> EXERCISE REQUIREMENTS: Each entry should be quoted word for word, including every mark of punctuation.

================================

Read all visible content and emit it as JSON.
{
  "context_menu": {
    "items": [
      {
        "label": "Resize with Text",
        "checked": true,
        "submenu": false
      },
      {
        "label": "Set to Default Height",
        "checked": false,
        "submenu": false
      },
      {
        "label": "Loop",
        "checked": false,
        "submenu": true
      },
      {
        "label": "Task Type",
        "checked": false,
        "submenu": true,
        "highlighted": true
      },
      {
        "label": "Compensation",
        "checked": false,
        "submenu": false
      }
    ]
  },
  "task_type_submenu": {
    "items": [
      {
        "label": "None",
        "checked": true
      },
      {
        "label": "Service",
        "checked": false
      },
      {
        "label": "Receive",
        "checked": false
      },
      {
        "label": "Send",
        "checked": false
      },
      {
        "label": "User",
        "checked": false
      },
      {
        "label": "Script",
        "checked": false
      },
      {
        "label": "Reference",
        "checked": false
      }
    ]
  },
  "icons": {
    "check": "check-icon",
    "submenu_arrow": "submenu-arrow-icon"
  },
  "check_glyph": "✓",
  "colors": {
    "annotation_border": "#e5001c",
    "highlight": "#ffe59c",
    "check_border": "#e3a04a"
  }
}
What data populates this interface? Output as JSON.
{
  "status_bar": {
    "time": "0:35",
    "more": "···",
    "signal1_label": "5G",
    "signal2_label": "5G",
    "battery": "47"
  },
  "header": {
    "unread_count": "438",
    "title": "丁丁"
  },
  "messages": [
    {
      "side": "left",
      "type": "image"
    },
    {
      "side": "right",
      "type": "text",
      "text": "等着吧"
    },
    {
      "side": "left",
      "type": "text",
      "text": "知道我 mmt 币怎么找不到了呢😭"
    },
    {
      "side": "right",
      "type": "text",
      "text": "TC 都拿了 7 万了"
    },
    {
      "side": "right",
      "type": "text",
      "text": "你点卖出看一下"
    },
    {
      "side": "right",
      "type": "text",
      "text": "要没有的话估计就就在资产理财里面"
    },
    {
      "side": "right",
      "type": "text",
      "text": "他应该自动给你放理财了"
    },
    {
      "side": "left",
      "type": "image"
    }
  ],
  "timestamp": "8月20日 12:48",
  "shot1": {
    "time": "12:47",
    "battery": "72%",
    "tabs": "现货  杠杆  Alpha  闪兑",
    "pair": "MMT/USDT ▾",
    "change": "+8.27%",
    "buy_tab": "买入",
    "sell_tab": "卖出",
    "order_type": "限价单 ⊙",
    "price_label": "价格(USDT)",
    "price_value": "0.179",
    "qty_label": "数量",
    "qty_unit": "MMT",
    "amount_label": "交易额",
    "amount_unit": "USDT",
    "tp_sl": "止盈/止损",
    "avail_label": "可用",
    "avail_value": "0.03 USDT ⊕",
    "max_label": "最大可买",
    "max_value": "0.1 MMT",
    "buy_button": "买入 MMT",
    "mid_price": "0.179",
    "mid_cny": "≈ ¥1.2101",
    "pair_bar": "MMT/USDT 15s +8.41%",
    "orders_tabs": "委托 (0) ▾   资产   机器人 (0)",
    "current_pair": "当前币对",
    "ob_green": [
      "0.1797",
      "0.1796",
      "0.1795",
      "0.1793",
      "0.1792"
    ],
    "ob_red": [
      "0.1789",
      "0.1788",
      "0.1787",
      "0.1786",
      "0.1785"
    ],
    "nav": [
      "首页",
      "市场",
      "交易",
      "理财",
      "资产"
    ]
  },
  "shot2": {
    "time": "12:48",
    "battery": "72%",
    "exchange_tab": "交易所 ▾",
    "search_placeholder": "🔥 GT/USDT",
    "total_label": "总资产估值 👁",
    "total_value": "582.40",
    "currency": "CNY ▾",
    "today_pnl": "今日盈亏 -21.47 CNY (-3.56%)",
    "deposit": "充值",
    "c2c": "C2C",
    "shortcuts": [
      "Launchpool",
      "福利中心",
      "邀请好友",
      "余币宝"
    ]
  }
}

================================

> OUTPUT OF THE TASK:
Read all visible content and emit it as JSON.
{
  "context_menu": {
    "items": [
      {
        "label": "Resize with Text",
        "checked": true,
        "submenu": false
      },
      {
        "label": "Set to Default Height",
        "checked": false,
        "submenu": false
      },
      {
        "label": "Loop",
        "checked": false,
        "submenu": true
      },
      {
        "label": "Task Type",
        "checked": false,
        "submenu": true,
        "highlighted": true
      },
      {
        "label": "Compensation",
        "checked": false,
        "submenu": false
      }
    ]
  },
  "task_type_submenu": {
    "items": [
      {
        "label": "None",
        "checked": true
      },
      {
        "label": "Service",
        "checked": false
      },
      {
        "label": "Receive",
        "checked": false
      },
      {
        "label": "Send",
        "checked": false
      },
      {
        "label": "User",
        "checked": false
      },
      {
        "label": "Script",
        "checked": false
      },
      {
        "label": "Reference",
        "checked": false
      }
    ]
  },
  "icons": {
    "check": "check-icon",
    "submenu_arrow": "submenu-arrow-icon"
  },
  "check_glyph": "✓",
  "colors": {
    "annotation_border": "#e5001c",
    "highlight": "#ffe59c",
    "check_border": "#e3a04a"
  }
}
What data populates this interface? Output as JSON.
{
  "status_bar": {
    "time": "0:35",
    "more": "···",
    "signal1_label": "5G",
    "signal2_label": "5G",
    "battery": "47"
  },
  "header": {
    "unread_count": "438",
    "title": "丁丁"
  },
  "messages": [
    {
      "side": "left",
      "type": "image"
    },
    {
      "side": "right",
      "type": "text",
      "text": "等着吧"
    },
    {
      "side": "left",
      "type": "text",
      "text": "知道我 mmt 币怎么找不到了呢😭"
    },
    {
      "side": "right",
      "type": "text",
      "text": "TC 都拿了 7 万了"
    },
    {
      "side": "right",
      "type": "text",
      "text": "你点卖出看一下"
    },
    {
      "side": "right",
      "type": "text",
      "text": "要没有的话估计就就在资产理财里面"
    },
    {
      "side": "right",
      "type": "text",
      "text": "他应该自动给你放理财了"
    },
    {
      "side": "left",
      "type": "image"
    }
  ],
  "timestamp": "8月20日 12:48",
  "shot1": {
    "time": "12:47",
    "battery": "72%",
    "tabs": "现货  杠杆  Alpha  闪兑",
    "pair": "MMT/USDT ▾",
    "change": "+8.27%",
    "buy_tab": "买入",
    "sell_tab": "卖出",
    "order_type": "限价单 ⊙",
    "price_label": "价格(USDT)",
    "price_value": "0.179",
    "qty_label": "数量",
    "qty_unit": "MMT",
    "amount_label": "交易额",
    "amount_unit": "USDT",
    "tp_sl": "止盈/止损",
    "avail_label": "可用",
    "avail_value": "0.03 USDT ⊕",
    "max_label": "最大可买",
    "max_value": "0.1 MMT",
    "buy_button": "买入 MMT",
    "mid_price": "0.179",
    "mid_cny": "≈ ¥1.2101",
    "pair_bar": "MMT/USDT 15s +8.41%",
    "orders_tabs": "委托 (0) ▾   资产   机器人 (0)",
    "current_pair": "当前币对",
    "ob_green": [
      "0.1797",
      "0.1796",
      "0.1795",
      "0.1793",
      "0.1792"
    ],
    "ob_red": [
      "0.1789",
      "0.1788",
      "0.1787",
      "0.1786",
      "0.1785"
    ],
    "nav": [
      "首页",
      "市场",
      "交易",
      "理财",
      "资产"
    ]
  },
  "shot2": {
    "time": "12:48",
    "battery": "72%",
    "exchange_tab": "交易所 ▾",
    "search_placeholder": "🔥 GT/USDT",
    "total_label": "总资产估值 👁",
    "total_value": "582.40",
    "currency": "CNY ▾",
    "today_pnl": "今日盈亏 -21.47 CNY (-3.56%)",
    "deposit": "充值",
    "c2c": "C2C",
    "shortcuts": [
      "Launchpool",
      "福利中心",
      "邀请好友",
      "余币宝"
    ]
  }
}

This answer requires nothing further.